YOUR GOAL >>
Copy out every line exactly as given.
--- START DATA SHOWN ---
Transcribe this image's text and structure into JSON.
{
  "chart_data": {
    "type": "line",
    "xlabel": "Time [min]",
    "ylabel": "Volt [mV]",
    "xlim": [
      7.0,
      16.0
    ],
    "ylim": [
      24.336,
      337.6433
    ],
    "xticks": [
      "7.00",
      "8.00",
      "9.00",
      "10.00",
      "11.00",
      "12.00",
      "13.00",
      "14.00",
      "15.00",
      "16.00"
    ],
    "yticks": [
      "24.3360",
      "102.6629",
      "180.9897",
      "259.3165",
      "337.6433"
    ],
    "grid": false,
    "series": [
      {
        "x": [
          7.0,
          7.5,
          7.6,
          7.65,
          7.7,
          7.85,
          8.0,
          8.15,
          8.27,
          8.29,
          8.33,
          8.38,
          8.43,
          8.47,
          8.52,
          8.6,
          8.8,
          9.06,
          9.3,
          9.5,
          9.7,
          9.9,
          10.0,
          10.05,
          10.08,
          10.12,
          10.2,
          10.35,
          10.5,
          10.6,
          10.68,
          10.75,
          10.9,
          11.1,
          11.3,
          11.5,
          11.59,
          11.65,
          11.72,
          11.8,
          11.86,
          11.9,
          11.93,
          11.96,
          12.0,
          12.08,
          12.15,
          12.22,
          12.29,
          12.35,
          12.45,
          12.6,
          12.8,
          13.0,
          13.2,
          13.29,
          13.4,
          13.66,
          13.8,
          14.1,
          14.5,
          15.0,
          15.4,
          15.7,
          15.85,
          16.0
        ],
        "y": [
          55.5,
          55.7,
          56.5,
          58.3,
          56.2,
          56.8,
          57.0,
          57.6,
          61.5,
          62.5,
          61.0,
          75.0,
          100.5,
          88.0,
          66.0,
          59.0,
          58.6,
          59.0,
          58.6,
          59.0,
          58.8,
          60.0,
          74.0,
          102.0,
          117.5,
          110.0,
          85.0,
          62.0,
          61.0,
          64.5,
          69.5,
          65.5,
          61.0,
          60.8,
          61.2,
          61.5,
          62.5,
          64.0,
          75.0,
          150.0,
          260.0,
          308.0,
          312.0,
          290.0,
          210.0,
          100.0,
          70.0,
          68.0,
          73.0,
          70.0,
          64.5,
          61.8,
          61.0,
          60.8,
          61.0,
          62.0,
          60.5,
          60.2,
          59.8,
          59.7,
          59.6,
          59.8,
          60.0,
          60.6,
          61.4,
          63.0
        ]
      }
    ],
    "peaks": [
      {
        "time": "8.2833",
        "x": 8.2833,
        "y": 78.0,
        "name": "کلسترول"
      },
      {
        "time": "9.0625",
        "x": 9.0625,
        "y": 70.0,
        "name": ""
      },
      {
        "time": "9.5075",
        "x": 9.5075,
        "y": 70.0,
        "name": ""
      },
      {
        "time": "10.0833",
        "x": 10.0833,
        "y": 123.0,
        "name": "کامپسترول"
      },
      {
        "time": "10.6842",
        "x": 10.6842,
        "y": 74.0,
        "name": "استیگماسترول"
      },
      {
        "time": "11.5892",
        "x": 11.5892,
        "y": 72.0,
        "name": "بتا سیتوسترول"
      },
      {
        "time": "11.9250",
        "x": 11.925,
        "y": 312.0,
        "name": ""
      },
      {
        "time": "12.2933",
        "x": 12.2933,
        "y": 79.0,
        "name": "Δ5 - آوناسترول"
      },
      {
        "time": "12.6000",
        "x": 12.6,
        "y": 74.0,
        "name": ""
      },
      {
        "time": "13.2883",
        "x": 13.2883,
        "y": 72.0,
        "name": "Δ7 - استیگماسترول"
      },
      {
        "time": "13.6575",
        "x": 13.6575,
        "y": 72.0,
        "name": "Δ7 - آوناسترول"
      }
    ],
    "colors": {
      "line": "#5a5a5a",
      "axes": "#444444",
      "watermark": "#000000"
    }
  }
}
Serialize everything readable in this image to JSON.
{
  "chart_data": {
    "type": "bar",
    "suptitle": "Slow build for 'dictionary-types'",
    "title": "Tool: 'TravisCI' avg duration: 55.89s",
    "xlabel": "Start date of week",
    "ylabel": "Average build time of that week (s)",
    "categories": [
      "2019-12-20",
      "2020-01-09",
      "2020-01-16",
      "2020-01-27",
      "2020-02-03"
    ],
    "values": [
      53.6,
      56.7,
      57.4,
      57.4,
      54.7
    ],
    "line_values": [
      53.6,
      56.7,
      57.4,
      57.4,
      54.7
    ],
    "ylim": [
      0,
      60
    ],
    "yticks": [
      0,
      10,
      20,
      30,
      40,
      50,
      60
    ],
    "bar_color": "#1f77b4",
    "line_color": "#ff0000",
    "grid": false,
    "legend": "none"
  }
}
--- END DATA SHOWN ---
WRITTEN RESPONSE >>
Transcribe this image's text and structure into JSON.
{
  "chart_data": {
    "type": "line",
    "xlabel": "Time [min]",
    "ylabel": "Volt [mV]",
    "xlim": [
      7.0,
      16.0
    ],
    "ylim": [
      24.336,
      337.6433
    ],
    "xticks": [
      "7.00",
      "8.00",
      "9.00",
      "10.00",
      "11.00",
      "12.00",
      "13.00",
      "14.00",
      "15.00",
      "16.00"
    ],
    "yticks": [
      "24.3360",
      "102.6629",
      "180.9897",
      "259.3165",
      "337.6433"
    ],
    "grid": false,
    "series": [
      {
        "x": [
          7.0,
          7.5,
          7.6,
          7.65,
          7.7,
          7.85,
          8.0,
          8.15,
          8.27,
          8.29,
          8.33,
          8.38,
          8.43,
          8.47,
          8.52,
          8.6,
          8.8,
          9.06,
          9.3,
          9.5,
          9.7,
          9.9,
          10.0,
          10.05,
          10.08,
          10.12,
          10.2,
          10.35,
          10.5,
          10.6,
          10.68,
          10.75,
          10.9,
          11.1,
          11.3,
          11.5,
          11.59,
          11.65,
          11.72,
          11.8,
          11.86,
          11.9,
          11.93,
          11.96,
          12.0,
          12.08,
          12.15,
          12.22,
          12.29,
          12.35,
          12.45,
          12.6,
          12.8,
          13.0,
          13.2,
          13.29,
          13.4,
          13.66,
          13.8,
          14.1,
          14.5,
          15.0,
          15.4,
          15.7,
          15.85,
          16.0
        ],
        "y": [
          55.5,
          55.7,
          56.5,
          58.3,
          56.2,
          56.8,
          57.0,
          57.6,
          61.5,
          62.5,
          61.0,
          75.0,
          100.5,
          88.0,
          66.0,
          59.0,
          58.6,
          59.0,
          58.6,
          59.0,
          58.8,
          60.0,
          74.0,
          102.0,
          117.5,
          110.0,
          85.0,
          62.0,
          61.0,
          64.5,
          69.5,
          65.5,
          61.0,
          60.8,
          61.2,
          61.5,
          62.5,
          64.0,
          75.0,
          150.0,
          260.0,
          308.0,
          312.0,
          290.0,
          210.0,
          100.0,
          70.0,
          68.0,
          73.0,
          70.0,
          64.5,
          61.8,
          61.0,
          60.8,
          61.0,
          62.0,
          60.5,
          60.2,
          59.8,
          59.7,
          59.6,
          59.8,
          60.0,
          60.6,
          61.4,
          63.0
        ]
      }
    ],
    "peaks": [
      {
        "time": "8.2833",
        "x": 8.2833,
        "y": 78.0,
        "name": "کلسترول"
      },
      {
        "time": "9.0625",
        "x": 9.0625,
        "y": 70.0,
        "name": ""
      },
      {
        "time": "9.5075",
        "x": 9.5075,
        "y": 70.0,
        "name": ""
      },
      {
        "time": "10.0833",
        "x": 10.0833,
        "y": 123.0,
        "name": "کامپسترول"
      },
      {
        "time": "10.6842",
        "x": 10.6842,
        "y": 74.0,
        "name": "استیگماسترول"
      },
      {
        "time": "11.5892",
        "x": 11.5892,
        "y": 72.0,
        "name": "بتا سیتوسترول"
      },
      {
        "time": "11.9250",
        "x": 11.925,
        "y": 312.0,
        "name": ""
      },
      {
        "time": "12.2933",
        "x": 12.2933,
        "y": 79.0,
        "name": "Δ5 - آوناسترول"
      },
      {
        "time": "12.6000",
        "x": 12.6,
        "y": 74.0,
        "name": ""
      },
      {
        "time": "13.2883",
        "x": 13.2883,
        "y": 72.0,
        "name": "Δ7 - استیگماسترول"
      },
      {
        "time": "13.6575",
        "x": 13.6575,
        "y": 72.0,
        "name": "Δ7 - آوناسترول"
      }
    ],
    "colors": {
      "line": "#5a5a5a",
      "axes": "#444444",
      "watermark": "#000000"
    }
  }
}
Serialize everything readable in this image to JSON.
{
  "chart_data": {
    "type": "bar",
    "suptitle": "Slow build for 'dictionary-types'",
    "title": "Tool: 'TravisCI' avg duration: 55.89s",
    "xlabel": "Start date of week",
    "ylabel": "Average build time of that week (s)",
    "categories": [
      "2019-12-20",
      "2020-01-09",
      "2020-01-16",
      "2020-01-27",
      "2020-02-03"
    ],
    "values": [
      53.6,
      56.7,
      57.4,
      57.4,
      54.7
    ],
    "line_values": [
      53.6,
      56.7,
      57.4,
      57.4,
      54.7
    ],
    "ylim": [
      0,
      60
    ],
    "yticks": [
      0,
      10,
      20,
      30,
      40,
      50,
      60
    ],
    "bar_color": "#1f77b4",
    "line_color": "#ff0000",
    "grid": false,
    "legend": "none"
  }
}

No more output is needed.